Texto fornecido –
Feriado ou não, o dia da Consciência Negra oferece a possibilidade de lembrarmos a história de Zumbi dos Palmares, refletirmos sobre (e apoiarmos!) a secular luta negra por dignidade e direitos e sempre, sempre celebrarmos as contribuições indeléveis das gentes boas. Como não poderia deixar de ser, durante este mês de novembro, destacarei discos, livros e filmes de autoria ou protagonizados por artistas negros. E, para começar, o álbum póstumo da mulher da inconfundível voz do milênio, da batalhadora vinda do Planeta Fome, da mulher do fim do mundo, Elza Soares.
Elza Soares, batizada Elza Gomes da Conceição, nasceu no Rio de Janeiro. Apesar das controvérsias envolvendo sua data e ano de nascimento, ninguém questiona a vida difícil que levou sendo mãe ainda na adolescência, sofrendo com a doença dos filhos e a falta de dinheiro, cantando brilhantemente para amenizar a situação. Cantou a luta contra o racismo e contra a desigualdade. Cantou samba e cantou o amor. Fez parcerias com o que há de melhor na música brasileira.
Cantando, lutando e inovando. Foi assim que encantou Ary Barroso, foi assim que viveu e sobreviveu a relacionamentos abusivos, foi assim que conheceu a fama e o ostracismo e foi assim que foi alçada ao reconhecimento novamente (e definitivo) quando a BBC criou o projeto The Millennium Concerts, em 1999, para a virada do milênio, e Elza foi convidada a cantar, recebendo o título de Cantora Brasileira do Milênio.
A nova fase da carreira de Elza Soares, deflagrada por A mulher do fim do mundo (2015), é uma amostra da potência e da singularidade da cantora. Aos 85 anos, em uma idade em que vários grandes já não criam ou já se aposentaram, Elza ainda deu a letra sobre o que foi e o que seria sua vida até o último suspiro no verso: “eu quero cantar/ me deixem cantar até o fim”. O pedido foi prontamente atendido e nem uma pandemia que virou o mundo de cabeça para baixo (de novo) impediu que tivéssemos novos trabalhos seus. À Mulher do fim do mundo (2015) seguiu-se Deus é mulher (2018), Planeta Fome (2019) e No tempo da intolerância (2023), lançado postumamente, mas terminado alguns dias antes de seu falecimento em 2022, realizando literalmente seu desejo.
Alguns tratam “Nos tempos da intolerância” como um testamento de Elza, se for verdade, é provavelmente o testamento mais bonito já criado. Sem exagero, explico. Enquanto um testamento é restrito à visão de uma pessoa (seja o morto, seja o inventariante) sobre o espólio que deixará, com as composições de outras cantoras, podemos ter uma dimensão da capilaridade da influência da artista, o modo como toca diferentes gerações. E fica ainda mais interessante, mais complexo quando sabemos que neste álbum há composições antigas e inéditas da cantora que estavam registradas em um caderninho recém-aparecido. Com Pitty, Rita Lee e algumas várias encarnações da própria Elza Soares, por mais que críticos apontem a fragilidade técnica e musical, temos um álbum que precisa ser ouvido e, cá entre nós, sem esforço algum, é uma delícia.

Material mostrado –
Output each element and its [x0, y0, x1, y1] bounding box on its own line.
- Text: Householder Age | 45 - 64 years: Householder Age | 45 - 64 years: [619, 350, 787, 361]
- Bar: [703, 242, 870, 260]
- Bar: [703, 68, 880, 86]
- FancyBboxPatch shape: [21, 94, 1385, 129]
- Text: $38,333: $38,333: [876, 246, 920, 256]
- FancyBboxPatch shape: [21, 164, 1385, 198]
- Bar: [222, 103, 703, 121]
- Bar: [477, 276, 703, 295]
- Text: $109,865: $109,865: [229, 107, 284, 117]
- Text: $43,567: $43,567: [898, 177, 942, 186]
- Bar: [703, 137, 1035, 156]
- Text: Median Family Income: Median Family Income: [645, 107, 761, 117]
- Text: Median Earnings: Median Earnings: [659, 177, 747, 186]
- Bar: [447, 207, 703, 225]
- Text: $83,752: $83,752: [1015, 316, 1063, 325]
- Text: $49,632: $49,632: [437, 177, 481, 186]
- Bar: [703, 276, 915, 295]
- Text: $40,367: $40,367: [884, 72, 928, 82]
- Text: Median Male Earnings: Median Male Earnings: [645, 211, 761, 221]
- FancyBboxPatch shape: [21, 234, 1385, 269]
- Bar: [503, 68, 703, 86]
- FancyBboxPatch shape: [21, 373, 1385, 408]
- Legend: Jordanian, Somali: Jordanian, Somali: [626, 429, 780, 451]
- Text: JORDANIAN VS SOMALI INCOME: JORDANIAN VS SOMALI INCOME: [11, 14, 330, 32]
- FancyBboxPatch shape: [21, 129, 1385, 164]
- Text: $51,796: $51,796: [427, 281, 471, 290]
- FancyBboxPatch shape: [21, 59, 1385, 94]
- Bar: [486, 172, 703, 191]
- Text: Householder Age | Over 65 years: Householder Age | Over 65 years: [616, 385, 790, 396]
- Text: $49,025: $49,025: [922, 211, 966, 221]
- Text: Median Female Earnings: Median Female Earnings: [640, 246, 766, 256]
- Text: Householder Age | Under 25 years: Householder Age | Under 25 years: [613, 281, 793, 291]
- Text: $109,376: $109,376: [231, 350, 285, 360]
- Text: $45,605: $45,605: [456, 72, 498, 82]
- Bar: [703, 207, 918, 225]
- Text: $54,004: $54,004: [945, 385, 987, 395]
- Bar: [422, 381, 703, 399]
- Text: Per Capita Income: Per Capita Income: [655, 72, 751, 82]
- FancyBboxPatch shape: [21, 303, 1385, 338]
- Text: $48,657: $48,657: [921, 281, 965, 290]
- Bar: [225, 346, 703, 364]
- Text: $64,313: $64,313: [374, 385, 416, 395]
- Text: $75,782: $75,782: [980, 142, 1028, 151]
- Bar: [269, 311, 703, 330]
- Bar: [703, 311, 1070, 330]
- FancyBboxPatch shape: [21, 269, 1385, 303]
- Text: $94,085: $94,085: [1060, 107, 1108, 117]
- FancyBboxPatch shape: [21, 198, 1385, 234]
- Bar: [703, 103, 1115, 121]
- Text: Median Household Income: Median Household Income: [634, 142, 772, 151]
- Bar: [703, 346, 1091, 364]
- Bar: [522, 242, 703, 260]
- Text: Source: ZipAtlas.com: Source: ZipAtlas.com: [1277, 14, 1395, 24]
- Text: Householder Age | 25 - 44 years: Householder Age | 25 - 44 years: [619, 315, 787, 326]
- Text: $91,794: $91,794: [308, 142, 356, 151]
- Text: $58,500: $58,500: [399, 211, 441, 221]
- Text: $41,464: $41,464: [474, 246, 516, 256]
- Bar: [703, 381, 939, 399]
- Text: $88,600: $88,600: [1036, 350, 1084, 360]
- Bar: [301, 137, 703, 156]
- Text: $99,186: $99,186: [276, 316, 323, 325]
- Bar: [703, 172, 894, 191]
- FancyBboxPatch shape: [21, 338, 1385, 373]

Lista de tarefas –
**A.** Responda com base no texto sobre Elza Soares:
(i) Em que cidade Elza Soares nasceu?
(ii) Que título ela recebeu ao ser convidada para o projeto da BBC em 1999?
(iii) Em que ano saiu o álbum Deus é mulher?
**B.** Copie do texto sobre Elza Soares, sem mudar nada, o trecho que começa em “Elza Soares, batizada” e termina em “Brasileira do Milênio.”.
Não é preciso usar o material.

Respostas em ordem –
**A.**
(i) No Rio de Janeiro.
(ii) Cantora Brasileira do Milênio.
(iii) Em 2018.

**B.**
Elza Soares, batizada Elza Gomes da Conceição, nasceu no Rio de Janeiro. Apesar das controvérsias envolvendo sua data e ano de nascimento, ninguém questiona a vida difícil que levou sendo mãe ainda na adolescência, sofrendo com a doença dos filhos e a falta de dinheiro, cantando brilhantemente para amenizar a situação. Cantou a luta contra o racismo e contra a desigualdade. Cantou samba e cantou o amor. Fez parcerias com o que há de melhor na música brasileira.
Cantando, lutando e inovando. Foi assim que encantou Ary Barroso, foi assim que viveu e sobreviveu a relacionamentos abusivos, foi assim que conheceu a fama e o ostracismo e foi assim que foi alçada ao reconhecimento novamente (e definitivo) quando a BBC criou o projeto The Millennium Concerts, em 1999, para a virada do milênio, e Elza foi convidada a cantar, recebendo o título de Cantora Brasileira do Milênio.